Given exercise: Please print the data below word for word, starting at its first line and ending with the line that contains "304, 231, 333]", both included.

Material provided:
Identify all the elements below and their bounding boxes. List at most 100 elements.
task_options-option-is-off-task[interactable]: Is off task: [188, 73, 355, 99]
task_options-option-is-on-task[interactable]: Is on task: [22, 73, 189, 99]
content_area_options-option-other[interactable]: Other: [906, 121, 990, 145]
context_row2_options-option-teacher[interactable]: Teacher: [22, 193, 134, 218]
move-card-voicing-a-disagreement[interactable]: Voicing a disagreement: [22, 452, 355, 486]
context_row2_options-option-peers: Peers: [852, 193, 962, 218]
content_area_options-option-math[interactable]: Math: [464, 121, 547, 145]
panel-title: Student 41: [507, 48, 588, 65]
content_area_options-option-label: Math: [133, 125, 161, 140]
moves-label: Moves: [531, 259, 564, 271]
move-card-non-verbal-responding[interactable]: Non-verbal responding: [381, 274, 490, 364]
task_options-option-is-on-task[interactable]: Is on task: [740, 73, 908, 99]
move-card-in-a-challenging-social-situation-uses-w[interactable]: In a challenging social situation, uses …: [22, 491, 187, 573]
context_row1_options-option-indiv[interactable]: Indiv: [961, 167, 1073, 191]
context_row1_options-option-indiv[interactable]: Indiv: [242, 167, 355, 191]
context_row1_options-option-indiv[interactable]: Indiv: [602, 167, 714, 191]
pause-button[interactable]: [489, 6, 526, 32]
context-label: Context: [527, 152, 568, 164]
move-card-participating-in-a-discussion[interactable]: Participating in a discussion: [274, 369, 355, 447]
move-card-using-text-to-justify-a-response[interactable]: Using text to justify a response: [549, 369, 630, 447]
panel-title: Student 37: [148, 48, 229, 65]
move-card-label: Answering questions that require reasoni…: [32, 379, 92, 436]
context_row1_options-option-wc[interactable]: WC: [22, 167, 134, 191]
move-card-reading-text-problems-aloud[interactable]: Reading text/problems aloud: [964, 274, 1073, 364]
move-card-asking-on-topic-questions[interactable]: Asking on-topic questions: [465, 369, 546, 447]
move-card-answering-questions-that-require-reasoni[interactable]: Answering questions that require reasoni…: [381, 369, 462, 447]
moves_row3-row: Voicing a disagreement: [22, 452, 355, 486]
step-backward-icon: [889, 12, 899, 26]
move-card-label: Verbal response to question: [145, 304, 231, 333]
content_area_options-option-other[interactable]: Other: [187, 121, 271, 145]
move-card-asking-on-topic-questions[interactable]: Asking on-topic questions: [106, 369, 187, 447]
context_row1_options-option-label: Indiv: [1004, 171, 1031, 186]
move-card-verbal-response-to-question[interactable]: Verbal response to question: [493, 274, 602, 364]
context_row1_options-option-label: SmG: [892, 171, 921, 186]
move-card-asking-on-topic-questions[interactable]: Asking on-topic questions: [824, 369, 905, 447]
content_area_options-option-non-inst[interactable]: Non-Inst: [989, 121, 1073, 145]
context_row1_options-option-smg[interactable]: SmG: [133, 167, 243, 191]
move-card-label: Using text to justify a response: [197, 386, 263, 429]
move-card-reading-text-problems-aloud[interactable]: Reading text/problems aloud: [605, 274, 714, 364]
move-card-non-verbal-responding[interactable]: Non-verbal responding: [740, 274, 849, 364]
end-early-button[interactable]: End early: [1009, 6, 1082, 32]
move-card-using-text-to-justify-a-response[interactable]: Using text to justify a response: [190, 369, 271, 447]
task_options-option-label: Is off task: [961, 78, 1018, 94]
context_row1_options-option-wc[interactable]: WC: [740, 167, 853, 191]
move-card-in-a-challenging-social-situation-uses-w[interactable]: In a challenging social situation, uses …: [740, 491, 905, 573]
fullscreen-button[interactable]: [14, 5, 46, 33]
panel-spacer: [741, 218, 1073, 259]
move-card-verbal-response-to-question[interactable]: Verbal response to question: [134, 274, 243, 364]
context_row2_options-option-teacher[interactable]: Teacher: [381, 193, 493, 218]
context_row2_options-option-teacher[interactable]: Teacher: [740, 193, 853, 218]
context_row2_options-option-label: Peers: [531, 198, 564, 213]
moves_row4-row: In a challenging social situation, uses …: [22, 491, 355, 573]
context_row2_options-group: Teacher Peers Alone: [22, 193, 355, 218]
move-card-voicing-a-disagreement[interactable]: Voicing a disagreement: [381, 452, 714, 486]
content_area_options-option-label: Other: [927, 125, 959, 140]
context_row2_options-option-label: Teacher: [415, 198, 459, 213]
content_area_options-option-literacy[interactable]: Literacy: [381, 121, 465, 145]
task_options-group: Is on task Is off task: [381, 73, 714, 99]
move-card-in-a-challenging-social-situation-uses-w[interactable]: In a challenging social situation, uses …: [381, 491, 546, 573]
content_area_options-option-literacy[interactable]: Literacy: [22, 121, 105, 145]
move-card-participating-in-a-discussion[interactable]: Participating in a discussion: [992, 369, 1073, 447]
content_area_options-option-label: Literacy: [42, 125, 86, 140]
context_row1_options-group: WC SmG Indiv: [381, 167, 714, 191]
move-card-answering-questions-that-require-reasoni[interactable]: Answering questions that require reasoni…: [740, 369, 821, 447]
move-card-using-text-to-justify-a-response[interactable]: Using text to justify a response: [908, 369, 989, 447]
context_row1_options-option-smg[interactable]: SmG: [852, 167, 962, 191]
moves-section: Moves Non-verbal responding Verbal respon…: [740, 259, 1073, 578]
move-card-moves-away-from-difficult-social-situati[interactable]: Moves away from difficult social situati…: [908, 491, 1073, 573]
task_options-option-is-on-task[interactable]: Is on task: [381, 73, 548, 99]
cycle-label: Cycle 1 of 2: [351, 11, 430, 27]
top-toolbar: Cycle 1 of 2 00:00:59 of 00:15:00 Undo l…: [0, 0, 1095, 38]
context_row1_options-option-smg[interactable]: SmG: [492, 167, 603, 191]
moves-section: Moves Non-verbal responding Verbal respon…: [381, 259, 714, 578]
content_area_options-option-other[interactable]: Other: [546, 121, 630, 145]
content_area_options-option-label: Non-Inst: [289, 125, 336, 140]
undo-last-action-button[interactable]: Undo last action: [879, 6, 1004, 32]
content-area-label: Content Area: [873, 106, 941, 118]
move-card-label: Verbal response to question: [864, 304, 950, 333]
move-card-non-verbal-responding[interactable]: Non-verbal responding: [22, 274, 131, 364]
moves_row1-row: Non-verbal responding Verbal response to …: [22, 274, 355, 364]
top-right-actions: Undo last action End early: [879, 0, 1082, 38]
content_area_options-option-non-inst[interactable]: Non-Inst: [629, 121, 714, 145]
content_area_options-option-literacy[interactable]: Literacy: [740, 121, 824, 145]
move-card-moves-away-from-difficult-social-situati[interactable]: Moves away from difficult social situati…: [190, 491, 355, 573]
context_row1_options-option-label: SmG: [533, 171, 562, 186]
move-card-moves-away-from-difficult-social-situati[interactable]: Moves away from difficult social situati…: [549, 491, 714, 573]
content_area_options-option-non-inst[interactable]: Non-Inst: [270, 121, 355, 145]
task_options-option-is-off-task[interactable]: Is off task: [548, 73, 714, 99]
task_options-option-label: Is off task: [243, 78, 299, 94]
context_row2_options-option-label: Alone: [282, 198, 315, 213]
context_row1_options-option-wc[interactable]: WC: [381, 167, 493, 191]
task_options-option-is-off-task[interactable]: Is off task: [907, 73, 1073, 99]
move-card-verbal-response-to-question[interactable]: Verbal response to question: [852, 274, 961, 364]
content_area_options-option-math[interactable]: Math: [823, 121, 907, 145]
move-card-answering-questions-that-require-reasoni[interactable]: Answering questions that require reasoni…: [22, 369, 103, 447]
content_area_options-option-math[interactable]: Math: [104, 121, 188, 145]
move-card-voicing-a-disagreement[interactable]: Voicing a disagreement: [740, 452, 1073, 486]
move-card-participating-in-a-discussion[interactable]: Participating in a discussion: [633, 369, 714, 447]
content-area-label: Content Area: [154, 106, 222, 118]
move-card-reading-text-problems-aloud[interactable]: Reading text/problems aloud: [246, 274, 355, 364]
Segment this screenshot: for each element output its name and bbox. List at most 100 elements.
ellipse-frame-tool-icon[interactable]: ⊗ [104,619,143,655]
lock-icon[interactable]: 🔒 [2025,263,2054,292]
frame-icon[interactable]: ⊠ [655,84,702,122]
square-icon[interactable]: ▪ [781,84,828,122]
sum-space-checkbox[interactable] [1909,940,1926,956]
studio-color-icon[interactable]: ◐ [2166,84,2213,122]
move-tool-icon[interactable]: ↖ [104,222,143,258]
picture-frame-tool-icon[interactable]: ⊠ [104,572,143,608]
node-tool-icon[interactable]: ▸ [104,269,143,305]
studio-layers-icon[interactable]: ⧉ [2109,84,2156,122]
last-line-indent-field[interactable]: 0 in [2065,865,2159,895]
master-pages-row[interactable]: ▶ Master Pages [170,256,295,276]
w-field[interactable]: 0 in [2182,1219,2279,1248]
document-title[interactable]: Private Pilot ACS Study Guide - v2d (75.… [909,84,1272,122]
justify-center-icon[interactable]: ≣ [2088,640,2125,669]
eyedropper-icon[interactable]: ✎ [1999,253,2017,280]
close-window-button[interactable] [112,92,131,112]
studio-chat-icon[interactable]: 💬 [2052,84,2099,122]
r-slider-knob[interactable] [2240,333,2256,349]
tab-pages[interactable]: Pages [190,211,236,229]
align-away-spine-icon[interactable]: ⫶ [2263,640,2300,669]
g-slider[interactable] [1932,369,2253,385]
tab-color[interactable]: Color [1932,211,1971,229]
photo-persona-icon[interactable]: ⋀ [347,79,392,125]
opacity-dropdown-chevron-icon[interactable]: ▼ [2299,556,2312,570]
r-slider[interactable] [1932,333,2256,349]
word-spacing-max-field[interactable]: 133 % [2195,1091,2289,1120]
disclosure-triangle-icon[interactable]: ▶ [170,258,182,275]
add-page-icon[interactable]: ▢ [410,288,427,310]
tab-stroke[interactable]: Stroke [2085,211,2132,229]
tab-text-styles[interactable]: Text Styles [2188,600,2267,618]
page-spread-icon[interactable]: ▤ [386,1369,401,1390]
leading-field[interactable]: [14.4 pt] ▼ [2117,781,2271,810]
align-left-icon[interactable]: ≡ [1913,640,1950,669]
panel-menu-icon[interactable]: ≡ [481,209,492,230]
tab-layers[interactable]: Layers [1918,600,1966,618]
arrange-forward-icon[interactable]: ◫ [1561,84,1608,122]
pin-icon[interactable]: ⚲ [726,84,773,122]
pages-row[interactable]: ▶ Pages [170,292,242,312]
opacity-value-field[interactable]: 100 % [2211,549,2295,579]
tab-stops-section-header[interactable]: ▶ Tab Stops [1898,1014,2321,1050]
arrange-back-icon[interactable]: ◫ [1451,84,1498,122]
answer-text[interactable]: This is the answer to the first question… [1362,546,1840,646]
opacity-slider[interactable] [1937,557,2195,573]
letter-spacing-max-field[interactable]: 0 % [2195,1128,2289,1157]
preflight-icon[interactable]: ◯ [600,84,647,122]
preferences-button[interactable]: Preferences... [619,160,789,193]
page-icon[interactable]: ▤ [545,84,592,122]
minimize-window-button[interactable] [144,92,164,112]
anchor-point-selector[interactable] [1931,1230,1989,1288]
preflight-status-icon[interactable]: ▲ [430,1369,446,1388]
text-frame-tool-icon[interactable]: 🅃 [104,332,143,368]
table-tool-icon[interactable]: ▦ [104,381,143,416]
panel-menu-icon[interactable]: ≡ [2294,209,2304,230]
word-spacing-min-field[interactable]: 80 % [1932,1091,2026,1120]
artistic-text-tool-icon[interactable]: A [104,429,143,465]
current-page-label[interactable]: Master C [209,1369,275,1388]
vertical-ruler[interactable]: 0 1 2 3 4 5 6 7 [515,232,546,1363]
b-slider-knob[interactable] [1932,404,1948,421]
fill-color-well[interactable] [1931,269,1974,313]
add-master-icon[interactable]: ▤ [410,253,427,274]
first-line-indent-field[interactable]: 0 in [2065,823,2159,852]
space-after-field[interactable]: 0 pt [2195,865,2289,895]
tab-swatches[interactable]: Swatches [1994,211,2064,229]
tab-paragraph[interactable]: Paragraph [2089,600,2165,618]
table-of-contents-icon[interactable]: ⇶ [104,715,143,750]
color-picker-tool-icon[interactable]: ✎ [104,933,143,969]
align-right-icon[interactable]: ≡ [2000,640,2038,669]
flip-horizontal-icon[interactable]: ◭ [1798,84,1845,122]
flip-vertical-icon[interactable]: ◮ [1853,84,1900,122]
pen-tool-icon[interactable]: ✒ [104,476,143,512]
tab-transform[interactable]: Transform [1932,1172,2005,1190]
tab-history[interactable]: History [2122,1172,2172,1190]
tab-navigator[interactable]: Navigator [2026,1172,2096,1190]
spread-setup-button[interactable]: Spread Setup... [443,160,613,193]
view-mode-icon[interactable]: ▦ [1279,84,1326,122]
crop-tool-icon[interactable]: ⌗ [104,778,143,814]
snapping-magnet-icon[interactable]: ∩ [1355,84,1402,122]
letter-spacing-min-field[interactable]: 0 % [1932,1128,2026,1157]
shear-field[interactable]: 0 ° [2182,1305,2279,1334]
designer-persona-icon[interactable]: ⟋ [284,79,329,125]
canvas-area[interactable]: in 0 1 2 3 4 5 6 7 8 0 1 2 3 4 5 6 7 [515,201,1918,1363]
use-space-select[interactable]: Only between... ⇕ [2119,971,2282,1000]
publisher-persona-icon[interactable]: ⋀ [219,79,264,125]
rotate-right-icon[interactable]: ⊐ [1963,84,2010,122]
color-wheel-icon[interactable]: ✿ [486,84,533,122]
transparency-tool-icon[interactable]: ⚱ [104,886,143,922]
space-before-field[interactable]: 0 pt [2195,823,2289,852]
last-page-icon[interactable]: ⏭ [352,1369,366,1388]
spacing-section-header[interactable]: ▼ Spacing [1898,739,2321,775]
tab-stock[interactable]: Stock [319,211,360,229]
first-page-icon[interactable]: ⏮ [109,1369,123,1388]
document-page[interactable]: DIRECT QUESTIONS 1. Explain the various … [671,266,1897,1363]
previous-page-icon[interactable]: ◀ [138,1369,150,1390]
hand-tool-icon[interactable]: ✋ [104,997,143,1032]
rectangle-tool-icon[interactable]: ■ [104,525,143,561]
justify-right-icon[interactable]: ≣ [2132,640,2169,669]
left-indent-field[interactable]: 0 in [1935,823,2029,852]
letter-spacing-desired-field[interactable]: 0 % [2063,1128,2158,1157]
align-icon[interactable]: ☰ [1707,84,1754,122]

Final result:
Identify all the elements below and their bounding boxes. List at most 100 elements.
task_options-option-is-off-task[interactable]: Is off task: [188, 73, 355, 99]
task_options-option-is-on-task[interactable]: Is on task: [22, 73, 189, 99]
content_area_options-option-other[interactable]: Other: [906, 121, 990, 145]
context_row2_options-option-teacher[interactable]: Teacher: [22, 193, 134, 218]
move-card-voicing-a-disagreement[interactable]: Voicing a disagreement: [22, 452, 355, 486]
context_row2_options-option-peers: Peers: [852, 193, 962, 218]
content_area_options-option-math[interactable]: Math: [464, 121, 547, 145]
panel-title: Student 41: [507, 48, 588, 65]
content_area_options-option-label: Math: [133, 125, 161, 140]
moves-label: Moves: [531, 259, 564, 271]
move-card-non-verbal-responding[interactable]: Non-verbal responding: [381, 274, 490, 364]
task_options-option-is-on-task[interactable]: Is on task: [740, 73, 908, 99]
move-card-in-a-challenging-social-situation-uses-w[interactable]: In a challenging social situation, uses …: [22, 491, 187, 573]
context_row1_options-option-indiv[interactable]: Indiv: [961, 167, 1073, 191]
context_row1_options-option-indiv[interactable]: Indiv: [242, 167, 355, 191]
context_row1_options-option-indiv[interactable]: Indiv: [602, 167, 714, 191]
pause-button[interactable]: [489, 6, 526, 32]
context-label: Context: [527, 152, 568, 164]
move-card-participating-in-a-discussion[interactable]: Participating in a discussion: [274, 369, 355, 447]
move-card-using-text-to-justify-a-response[interactable]: Using text to justify a response: [549, 369, 630, 447]
panel-title: Student 37: [148, 48, 229, 65]
move-card-label: Answering questions that require reasoni…: [32, 379, 92, 436]
context_row1_options-option-wc[interactable]: WC: [22, 167, 134, 191]
move-card-reading-text-problems-aloud[interactable]: Reading text/problems aloud: [964, 274, 1073, 364]
move-card-asking-on-topic-questions[interactable]: Asking on-topic questions: [465, 369, 546, 447]
move-card-answering-questions-that-require-reasoni[interactable]: Answering questions that require reasoni…: [381, 369, 462, 447]
moves_row3-row: Voicing a disagreement: [22, 452, 355, 486]
step-backward-icon: [889, 12, 899, 26]
move-card-label: Verbal response to question: [145, 304, 231, 333]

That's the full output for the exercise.